**WRITTEN REQUEST**
Pick out the lines below that include the string "Zealand".

(Source records)
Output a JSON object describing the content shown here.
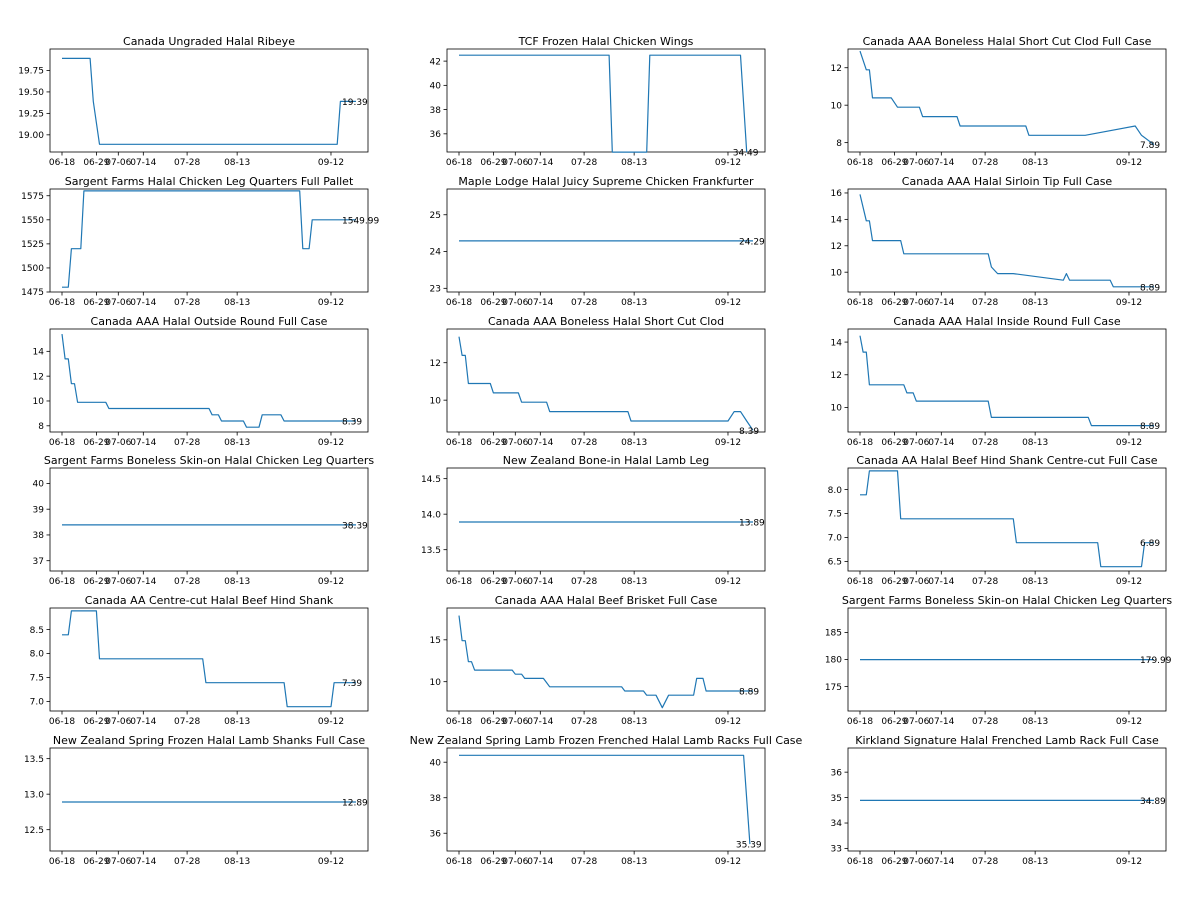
{
  "figure": {
    "line_color": "#1f77b4"
  },
  "chart_data": [
    {
      "type": "line",
      "title": "Canada Ungraded Halal Ribeye",
      "x_ticks": [
        "06-18",
        "06-29",
        "07-06",
        "07-14",
        "07-28",
        "08-13",
        "09-12"
      ],
      "ylim": [
        18.8,
        20.0
      ],
      "y_ticks": [
        19.0,
        19.25,
        19.5,
        19.75
      ],
      "y_decimals": 2,
      "end_label": "19.39",
      "x": [
        "06-18",
        "06-27",
        "06-28",
        "06-30",
        "09-14",
        "09-15",
        "09-20"
      ],
      "y": [
        19.89,
        19.89,
        19.39,
        18.89,
        18.89,
        19.39,
        19.39
      ]
    },
    {
      "type": "line",
      "title": "TCF Frozen Halal Chicken Wings",
      "x_ticks": [
        "06-18",
        "06-29",
        "07-06",
        "07-14",
        "07-28",
        "08-13",
        "09-12"
      ],
      "ylim": [
        34.5,
        43.0
      ],
      "y_ticks": [
        36,
        38,
        40,
        42
      ],
      "y_decimals": 0,
      "end_label": "34.49",
      "x": [
        "06-18",
        "08-05",
        "08-06",
        "08-17",
        "08-18",
        "09-16",
        "09-18"
      ],
      "y": [
        42.49,
        42.49,
        34.49,
        34.49,
        42.49,
        42.49,
        34.49
      ]
    },
    {
      "type": "line",
      "title": "Canada AAA Boneless Halal Short Cut Clod Full Case",
      "x_ticks": [
        "06-18",
        "06-29",
        "07-06",
        "07-14",
        "07-28",
        "08-13",
        "09-12"
      ],
      "ylim": [
        7.5,
        13.0
      ],
      "y_ticks": [
        8,
        10,
        12
      ],
      "y_decimals": 0,
      "end_label": "7.89",
      "x": [
        "06-18",
        "06-20",
        "06-21",
        "06-22",
        "06-28",
        "06-30",
        "07-07",
        "07-08",
        "07-19",
        "07-20",
        "08-10",
        "08-11",
        "08-29",
        "09-14",
        "09-16",
        "09-20"
      ],
      "y": [
        12.89,
        11.89,
        11.89,
        10.39,
        10.39,
        9.89,
        9.89,
        9.39,
        9.39,
        8.89,
        8.89,
        8.39,
        8.39,
        8.89,
        8.39,
        7.89
      ]
    },
    {
      "type": "line",
      "title": "Sargent Farms Halal Chicken Leg Quarters Full Pallet",
      "x_ticks": [
        "06-18",
        "06-29",
        "07-06",
        "07-14",
        "07-28",
        "08-13",
        "09-12"
      ],
      "ylim": [
        1475,
        1582
      ],
      "y_ticks": [
        1475,
        1500,
        1525,
        1550,
        1575
      ],
      "y_decimals": 0,
      "end_label": "1549.99",
      "x": [
        "06-18",
        "06-20",
        "06-21",
        "06-24",
        "06-25",
        "09-02",
        "09-03",
        "09-05",
        "09-06",
        "09-20"
      ],
      "y": [
        1479.99,
        1479.99,
        1519.99,
        1519.99,
        1579.99,
        1579.99,
        1519.99,
        1519.99,
        1549.99,
        1549.99
      ]
    },
    {
      "type": "line",
      "title": "Maple Lodge Halal Juicy Supreme Chicken Frankfurter",
      "x_ticks": [
        "06-18",
        "06-29",
        "07-06",
        "07-14",
        "07-28",
        "08-13",
        "09-12"
      ],
      "ylim": [
        22.9,
        25.7
      ],
      "y_ticks": [
        23,
        24,
        25
      ],
      "y_decimals": 0,
      "end_label": "24.29",
      "x": [
        "06-18",
        "09-20"
      ],
      "y": [
        24.29,
        24.29
      ]
    },
    {
      "type": "line",
      "title": "Canada AAA Halal Sirloin Tip Full Case",
      "x_ticks": [
        "06-18",
        "06-29",
        "07-06",
        "07-14",
        "07-28",
        "08-13",
        "09-12"
      ],
      "ylim": [
        8.5,
        16.3
      ],
      "y_ticks": [
        10,
        12,
        14,
        16
      ],
      "y_decimals": 0,
      "end_label": "8.89",
      "x": [
        "06-18",
        "06-20",
        "06-21",
        "06-22",
        "06-23",
        "07-01",
        "07-02",
        "07-29",
        "07-30",
        "08-01",
        "08-06",
        "08-22",
        "08-23",
        "08-24",
        "08-25",
        "09-06",
        "09-07",
        "09-20"
      ],
      "y": [
        15.89,
        13.89,
        13.89,
        12.39,
        12.39,
        12.39,
        11.39,
        11.39,
        10.39,
        9.89,
        9.89,
        9.39,
        9.89,
        9.39,
        9.39,
        9.39,
        8.89,
        8.89
      ]
    },
    {
      "type": "line",
      "title": "Canada AAA Halal Outside Round Full Case",
      "x_ticks": [
        "06-18",
        "06-29",
        "07-06",
        "07-14",
        "07-28",
        "08-13",
        "09-12"
      ],
      "ylim": [
        7.5,
        15.8
      ],
      "y_ticks": [
        8,
        10,
        12,
        14
      ],
      "y_decimals": 0,
      "end_label": "8.39",
      "x": [
        "06-18",
        "06-19",
        "06-20",
        "06-21",
        "06-22",
        "06-23",
        "07-02",
        "07-03",
        "08-04",
        "08-05",
        "08-07",
        "08-08",
        "08-15",
        "08-16",
        "08-20",
        "08-21",
        "08-27",
        "08-28",
        "09-20"
      ],
      "y": [
        15.39,
        13.39,
        13.39,
        11.39,
        11.39,
        9.89,
        9.89,
        9.39,
        9.39,
        8.89,
        8.89,
        8.39,
        8.39,
        7.89,
        7.89,
        8.89,
        8.89,
        8.39,
        8.39
      ]
    },
    {
      "type": "line",
      "title": "Canada AAA Boneless Halal Short Cut Clod",
      "x_ticks": [
        "06-18",
        "06-29",
        "07-06",
        "07-14",
        "07-28",
        "08-13",
        "09-12"
      ],
      "ylim": [
        8.3,
        13.8
      ],
      "y_ticks": [
        10,
        12
      ],
      "y_decimals": 0,
      "end_label": "8.39",
      "x": [
        "06-18",
        "06-19",
        "06-20",
        "06-21",
        "06-28",
        "06-29",
        "07-07",
        "07-08",
        "07-16",
        "07-17",
        "08-11",
        "08-12",
        "09-12",
        "09-14",
        "09-16",
        "09-18",
        "09-20"
      ],
      "y": [
        13.39,
        12.39,
        12.39,
        10.89,
        10.89,
        10.39,
        10.39,
        9.89,
        9.89,
        9.39,
        9.39,
        8.89,
        8.89,
        9.39,
        9.39,
        8.89,
        8.39
      ]
    },
    {
      "type": "line",
      "title": "Canada AAA Halal Inside Round Full Case",
      "x_ticks": [
        "06-18",
        "06-29",
        "07-06",
        "07-14",
        "07-28",
        "08-13",
        "09-12"
      ],
      "ylim": [
        8.5,
        14.8
      ],
      "y_ticks": [
        10,
        12,
        14
      ],
      "y_decimals": 0,
      "end_label": "8.89",
      "x": [
        "06-18",
        "06-19",
        "06-20",
        "06-21",
        "07-02",
        "07-03",
        "07-05",
        "07-06",
        "07-29",
        "07-30",
        "08-30",
        "08-31",
        "09-20"
      ],
      "y": [
        14.39,
        13.39,
        13.39,
        11.39,
        11.39,
        10.89,
        10.89,
        10.39,
        10.39,
        9.39,
        9.39,
        8.89,
        8.89
      ]
    },
    {
      "type": "line",
      "title": "Sargent Farms Boneless Skin-on Halal Chicken Leg Quarters",
      "x_ticks": [
        "06-18",
        "06-29",
        "07-06",
        "07-14",
        "07-28",
        "08-13",
        "09-12"
      ],
      "ylim": [
        36.6,
        40.6
      ],
      "y_ticks": [
        37,
        38,
        39,
        40
      ],
      "y_decimals": 0,
      "end_label": "38.39",
      "x": [
        "06-18",
        "09-20"
      ],
      "y": [
        38.39,
        38.39
      ]
    },
    {
      "type": "line",
      "title": "New Zealand Bone-in Halal Lamb Leg",
      "x_ticks": [
        "06-18",
        "06-29",
        "07-06",
        "07-14",
        "07-28",
        "08-13",
        "09-12"
      ],
      "ylim": [
        13.2,
        14.65
      ],
      "y_ticks": [
        13.5,
        14.0,
        14.5
      ],
      "y_decimals": 1,
      "end_label": "13.89",
      "x": [
        "06-18",
        "09-20"
      ],
      "y": [
        13.89,
        13.89
      ]
    },
    {
      "type": "line",
      "title": "Canada AA Halal Beef Hind Shank Centre-cut Full Case",
      "x_ticks": [
        "06-18",
        "06-29",
        "07-06",
        "07-14",
        "07-28",
        "08-13",
        "09-12"
      ],
      "ylim": [
        6.3,
        8.45
      ],
      "y_ticks": [
        6.5,
        7.0,
        7.5,
        8.0
      ],
      "y_decimals": 1,
      "end_label": "6.89",
      "x": [
        "06-18",
        "06-20",
        "06-21",
        "06-30",
        "07-01",
        "08-06",
        "08-07",
        "09-02",
        "09-03",
        "09-16",
        "09-17",
        "09-20"
      ],
      "y": [
        7.89,
        7.89,
        8.39,
        8.39,
        7.39,
        7.39,
        6.89,
        6.89,
        6.39,
        6.39,
        6.89,
        6.89
      ]
    },
    {
      "type": "line",
      "title": "Canada AA Centre-cut Halal Beef Hind Shank",
      "x_ticks": [
        "06-18",
        "06-29",
        "07-06",
        "07-14",
        "07-28",
        "08-13",
        "09-12"
      ],
      "ylim": [
        6.8,
        8.95
      ],
      "y_ticks": [
        7.0,
        7.5,
        8.0,
        8.5
      ],
      "y_decimals": 1,
      "end_label": "7.39",
      "x": [
        "06-18",
        "06-20",
        "06-21",
        "06-29",
        "06-30",
        "08-02",
        "08-03",
        "08-28",
        "08-29",
        "09-12",
        "09-13",
        "09-20"
      ],
      "y": [
        8.39,
        8.39,
        8.89,
        8.89,
        7.89,
        7.89,
        7.39,
        7.39,
        6.89,
        6.89,
        7.39,
        7.39
      ]
    },
    {
      "type": "line",
      "title": "Canada AAA Halal Beef Brisket Full Case",
      "x_ticks": [
        "06-18",
        "06-29",
        "07-06",
        "07-14",
        "07-28",
        "08-13",
        "09-12"
      ],
      "ylim": [
        6.5,
        18.8
      ],
      "y_ticks": [
        10,
        15
      ],
      "y_decimals": 0,
      "end_label": "8.89",
      "x": [
        "06-18",
        "06-19",
        "06-20",
        "06-21",
        "06-22",
        "06-23",
        "06-24",
        "07-05",
        "07-06",
        "07-08",
        "07-09",
        "07-15",
        "07-16",
        "07-17",
        "08-09",
        "08-10",
        "08-16",
        "08-17",
        "08-20",
        "08-22",
        "08-24",
        "09-01",
        "09-02",
        "09-04",
        "09-05",
        "09-06",
        "09-07",
        "09-20"
      ],
      "y": [
        17.89,
        14.89,
        14.89,
        12.39,
        12.39,
        11.39,
        11.39,
        11.39,
        10.89,
        10.89,
        10.39,
        10.39,
        9.89,
        9.39,
        9.39,
        8.89,
        8.89,
        8.39,
        8.39,
        6.89,
        8.39,
        8.39,
        10.39,
        10.39,
        8.89,
        8.89,
        8.89,
        8.89
      ]
    },
    {
      "type": "line",
      "title": "Sargent Farms Boneless Skin-on Halal Chicken Leg Quarters",
      "x_ticks": [
        "06-18",
        "06-29",
        "07-06",
        "07-14",
        "07-28",
        "08-13",
        "09-12"
      ],
      "ylim": [
        170.5,
        189.5
      ],
      "y_ticks": [
        175,
        180,
        185
      ],
      "y_decimals": 0,
      "end_label": "179.99",
      "x": [
        "06-18",
        "09-20"
      ],
      "y": [
        179.99,
        179.99
      ]
    },
    {
      "type": "line",
      "title": "New Zealand Spring Frozen Halal Lamb Shanks Full Case",
      "x_ticks": [
        "06-18",
        "06-29",
        "07-06",
        "07-14",
        "07-28",
        "08-13",
        "09-12"
      ],
      "ylim": [
        12.2,
        13.65
      ],
      "y_ticks": [
        12.5,
        13.0,
        13.5
      ],
      "y_decimals": 1,
      "end_label": "12.89",
      "x": [
        "06-18",
        "09-20"
      ],
      "y": [
        12.89,
        12.89
      ]
    },
    {
      "type": "line",
      "title": "New Zealand Spring Lamb Frozen Frenched Halal Lamb Racks Full Case",
      "x_ticks": [
        "06-18",
        "06-29",
        "07-06",
        "07-14",
        "07-28",
        "08-13",
        "09-12"
      ],
      "ylim": [
        35.0,
        40.8
      ],
      "y_ticks": [
        36,
        38,
        40
      ],
      "y_decimals": 0,
      "end_label": "35.39",
      "x": [
        "06-18",
        "09-17",
        "09-19"
      ],
      "y": [
        40.39,
        40.39,
        35.39
      ]
    },
    {
      "type": "line",
      "title": "Kirkland Signature Halal Frenched Lamb Rack Full Case",
      "x_ticks": [
        "06-18",
        "06-29",
        "07-06",
        "07-14",
        "07-28",
        "08-13",
        "09-12"
      ],
      "ylim": [
        32.9,
        36.95
      ],
      "y_ticks": [
        33,
        34,
        35,
        36
      ],
      "y_decimals": 0,
      "end_label": "34.89",
      "x": [
        "06-18",
        "09-20"
      ],
      "y": [
        34.89,
        34.89
      ]
    }
  ]
}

**CORRECT ANSWER**
      "title": "New Zealand Bone-in Halal Lamb Leg",
      "title": "New Zealand Spring Frozen Halal Lamb Shanks Full Case",
      "title": "New Zealand Spring Lamb Frozen Frenched Halal Lamb Racks Full Case",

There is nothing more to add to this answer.